Check every line of the entries that follow, and copy the ones containing "检测结果满足设计要求".

>> START SUPPLIED RECORDS

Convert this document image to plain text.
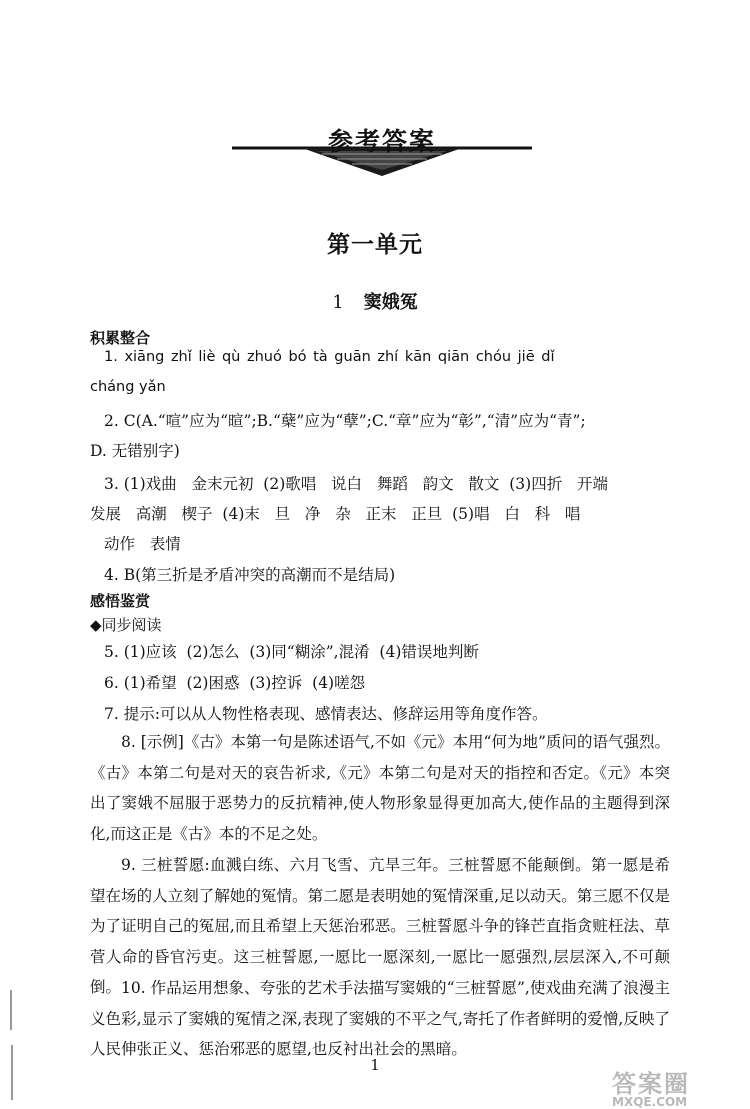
参考答案
第一单元
1 窦娥冤
积累整合
1. xiāng zhǐ liè qù zhuó bó tà guān zhí kān qiān chóu jiē dǐ
cháng yǎn
2. C(A.“喧”应为“暄”;B.“蘖”应为“孽”;C.“章”应为“彰”,“清”应为“青”;
D. 无错别字)
3. (1)戏曲   金末元初  (2)歌唱   说白   舞蹈   韵文   散文  (3)四折   开端
发展   高潮   楔子  (4)末   旦   净   杂   正末   正旦  (5)唱   白   科   唱
动作   表情
4. B(第三折是矛盾冲突的高潮而不是结局)
感悟鉴赏
◆同步阅读
5. (1)应该  (2)怎么  (3)同“糊涂”,混淆  (4)错误地判断
6. (1)希望  (2)困惑  (3)控诉  (4)嗟怨
7. 提示:可以从人物性格表现、感情表达、修辞运用等角度作答。
8. [示例]《古》本第一句是陈述语气,不如《元》本用“何为地”质问的语气强烈。《古》本第二句是对天的哀告祈求,《元》本第二句是对天的指控和否定。《元》本突出了窦娥不屈服于恶势力的反抗精神,使人物形象显得更加高大,使作品的主题得到深化,而这正是《古》本的不足之处。
9. 三桩誓愿:血溅白练、六月飞雪、亢旱三年。三桩誓愿不能颠倒。第一愿是希望在场的人立刻了解她的冤情。第二愿是表明她的冤情深重,足以动天。第三愿不仅是为了证明自己的冤屈,而且希望上天惩治邪恶。三桩誓愿斗争的锋芒直指贪赃枉法、草菅人命的昏官污吏。这三桩誓愿,一愿比一愿深刻,一愿比一愿强烈,层层深入,不可颠倒。 10. 作品运用想象、夸张的艺术手法描写窦娥的“三桩誓愿”,使戏曲充满了浪漫主义色彩,显示了窦娥的冤情之深,表现了窦娥的不平之气,寄托了作者鲜明的爱憎,反映了人民伸张正义、惩治邪恶的愿望,也反衬出社会的黑暗。
1
答案圈
MXQE.COM
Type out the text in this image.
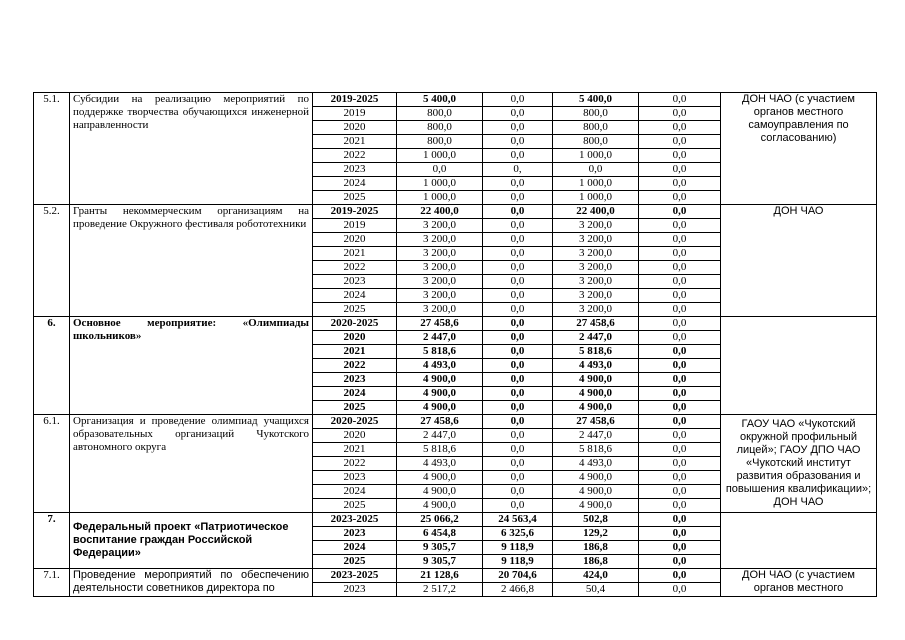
5.1.	Субсидии на реализацию мероприятий по поддержке творчества обучающихся инженерной направленности	2019-2025	5 400,0	0,0	5 400,0	0,0	ДОН ЧАО (с участием органов местного самоуправления по согласованию)
		2019	800,0	0,0	800,0	0,0	
		2020	800,0	0,0	800,0	0,0	
		2021	800,0	0,0	800,0	0,0	
		2022	1 000,0	0,0	1 000,0	0,0	
		2023	0,0	0,	0,0	0,0	
		2024	1 000,0	0,0	1 000,0	0,0	
		2025	1 000,0	0,0	1 000,0	0,0	
5.2.	Гранты некоммерческим организациям на проведение Окружного фестиваля робототехники	2019-2025	22 400,0	0,0	22 400,0	0,0	ДОН ЧАО
		2019	3 200,0	0,0	3 200,0	0,0	
		2020	3 200,0	0,0	3 200,0	0,0	
		2021	3 200,0	0,0	3 200,0	0,0	
		2022	3 200,0	0,0	3 200,0	0,0	
		2023	3 200,0	0,0	3 200,0	0,0	
		2024	3 200,0	0,0	3 200,0	0,0	
		2025	3 200,0	0,0	3 200,0	0,0	
6.	Основное мероприятие: «Олимпиады школьников»	2020-2025	27 458,6	0,0	27 458,6	0,0	
		2020	2 447,0	0,0	2 447,0	0,0	
		2021	5 818,6	0,0	5 818,6	0,0	
		2022	4 493,0	0,0	4 493,0	0,0	
		2023	4 900,0	0,0	4 900,0	0,0	
		2024	4 900,0	0,0	4 900,0	0,0	
		2025	4 900,0	0,0	4 900,0	0,0	
6.1.	Организация и проведение олимпиад учащихся образовательных организаций Чукотского автономного округа	2020-2025	27 458,6	0,0	27 458,6	0,0	ГАОУ ЧАО «Чукотский окружной профильный лицей»; ГАОУ ДПО ЧАО «Чукотский институт развития образования и повышения квалификации»; ДОН ЧАО
		2020	2 447,0	0,0	2 447,0	0,0	
		2021	5 818,6	0,0	5 818,6	0,0	
		2022	4 493,0	0,0	4 493,0	0,0	
		2023	4 900,0	0,0	4 900,0	0,0	
		2024	4 900,0	0,0	4 900,0	0,0	
		2025	4 900,0	0,0	4 900,0	0,0	
7.	Федеральный проект «Патриотическое воспитание граждан Российской Федерации»	2023-2025	25 066,2	24 563,4	502,8	0,0	
		2023	6 454,8	6 325,6	129,2	0,0	
		2024	9 305,7	9 118,9	186,8	0,0	
		2025	9 305,7	9 118,9	186,8	0,0	
7.1.	Проведение мероприятий по обеспечению деятельности советников директора по	2023-2025	21 128,6	20 704,6	424,0	0,0	ДОН ЧАО (с участием органов местного
		2023	2 517,2	2 466,8	50,4	0,0	
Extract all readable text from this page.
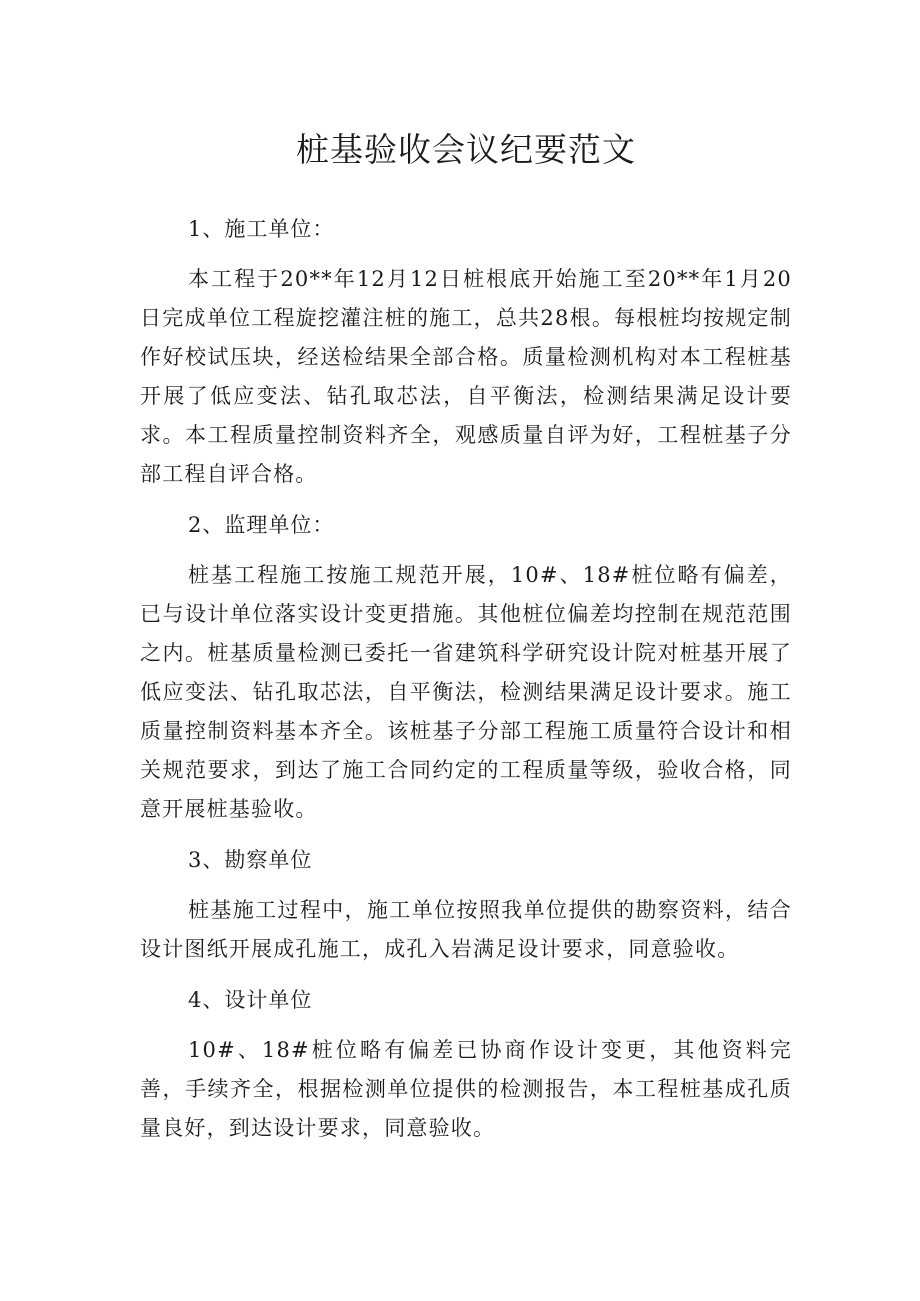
桩基验收会议纪要范文

1、施工单位：

本工程于20**年12月12日桩根底开始施工至20**年1月20日完成单位工程旋挖灌注桩的施工，总共28根。每根桩均按规定制作好校试压块，经送检结果全部合格。质量检测机构对本工程桩基开展了低应变法、钻孔取芯法，自平衡法，检测结果满足设计要求。本工程质量控制资料齐全，观感质量自评为好，工程桩基子分部工程自评合格。

2、监理单位：

桩基工程施工按施工规范开展，10#、18#桩位略有偏差，已与设计单位落实设计变更措施。其他桩位偏差均控制在规范范围之内。桩基质量检测已委托一省建筑科学研究设计院对桩基开展了低应变法、钻孔取芯法，自平衡法，检测结果满足设计要求。施工质量控制资料基本齐全。该桩基子分部工程施工质量符合设计和相关规范要求，到达了施工合同约定的工程质量等级，验收合格，同意开展桩基验收。

3、勘察单位

桩基施工过程中，施工单位按照我单位提供的勘察资料，结合设计图纸开展成孔施工，成孔入岩满足设计要求，同意验收。

4、设计单位

10#、18#桩位略有偏差已协商作设计变更，其他资料完善，手续齐全，根据检测单位提供的检测报告，本工程桩基成孔质量良好，到达设计要求，同意验收。
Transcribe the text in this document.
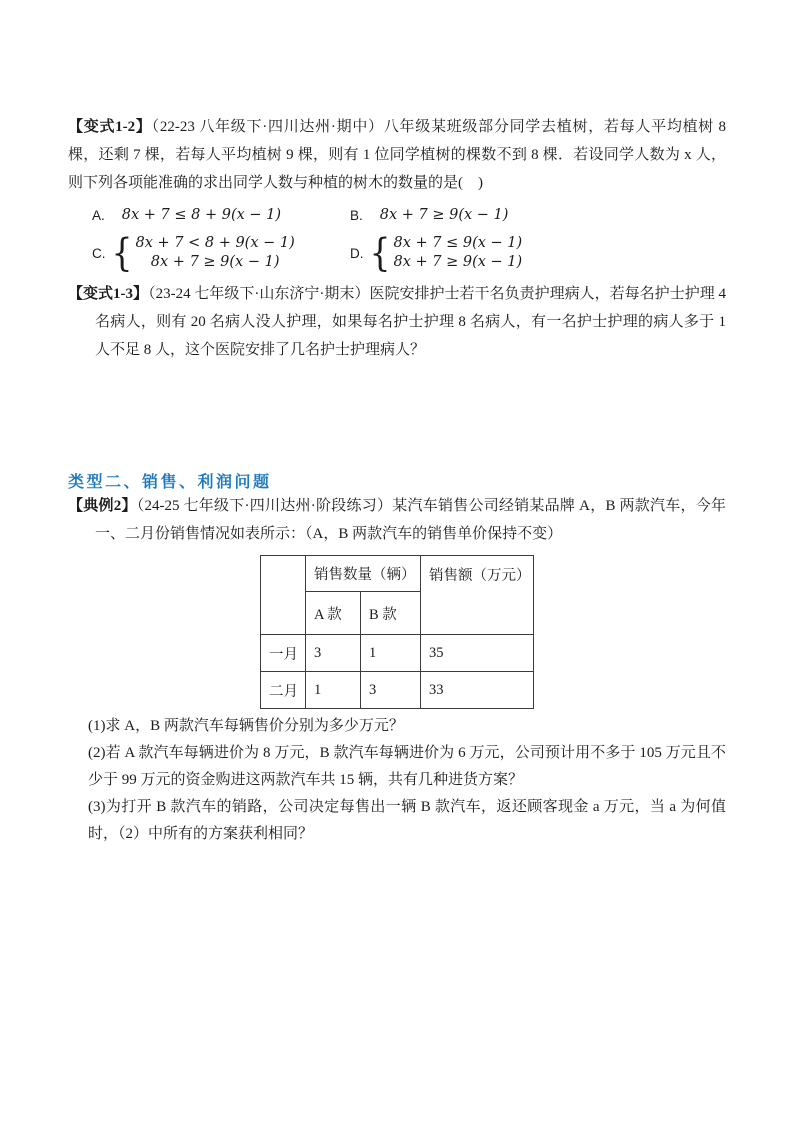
【变式1-2】（22-23 八年级下·四川达州·期中）八年级某班级部分同学去植树，若每人平均植树 8 棵，还剩 7 棵，若每人平均植树 9 棵，则有 1 位同学植树的棵数不到 8 棵．若设同学人数为 x 人，则下列各项能准确的求出同学人数与种植的树木的数量的是(　)

A. 8x + 7 ≤ 8 + 9(x − 1)	B. 8x + 7 ≥ 9(x − 1)
C. { 8x + 7 < 8 + 9(x − 1)
8x + 7 ≥ 9(x − 1)
D. { 8x + 7 ≤ 9(x − 1)
8x + 7 ≥ 9(x − 1)

【变式1-3】（23-24 七年级下·山东济宁·期末）医院安排护士若干名负责护理病人，若每名护士护理 4 名病人，则有 20 名病人没人护理，如果每名护士护理 8 名病人，有一名护士护理的病人多于 1 人不足 8 人，这个医院安排了几名护士护理病人？

类型二、销售、利润问题

【典例2】（24-25 七年级下·四川达州·阶段练习）某汽车销售公司经销某品牌 A，B 两款汽车，今年一、二月份销售情况如表所示：（A，B 两款汽车的销售单价保持不变）

	销售数量（辆）		销售额（万元）
	A 款	B 款	
一月	3	1	35
二月	1	3	33

(1)求 A，B 两款汽车每辆售价分别为多少万元？

(2)若 A 款汽车每辆进价为 8 万元，B 款汽车每辆进价为 6 万元，公司预计用不多于 105 万元且不少于 99 万元的资金购进这两款汽车共 15 辆，共有几种进货方案？

(3)为打开 B 款汽车的销路，公司决定每售出一辆 B 款汽车，返还顾客现金 a 万元，当 a 为何值时，（2）中所有的方案获利相同？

>> END SUPPLIED RECORDS

## WRITTEN REPLY
本工程于20**年12月12日桩根底开始施工至20**年1月20日完成单位工程旋挖灌注桩的施工，总共28根。每根桩均按规定制作好校试压块，经送检结果全部合格。质量检测机构对本工程桩基开展了低应变法、钻孔取芯法，自平衡法，检测结果满足设计要求。本工程质量控制资料齐全，观感质量自评为好，工程桩基子分部工程自评合格。
桩基工程施工按施工规范开展，10#、18#桩位略有偏差，已与设计单位落实设计变更措施。其他桩位偏差均控制在规范范围之内。桩基质量检测已委托一省建筑科学研究设计院对桩基开展了低应变法、钻孔取芯法，自平衡法，检测结果满足设计要求。施工质量控制资料基本齐全。该桩基子分部工程施工质量符合设计和相关规范要求，到达了施工合同约定的工程质量等级，验收合格，同意开展桩基验收。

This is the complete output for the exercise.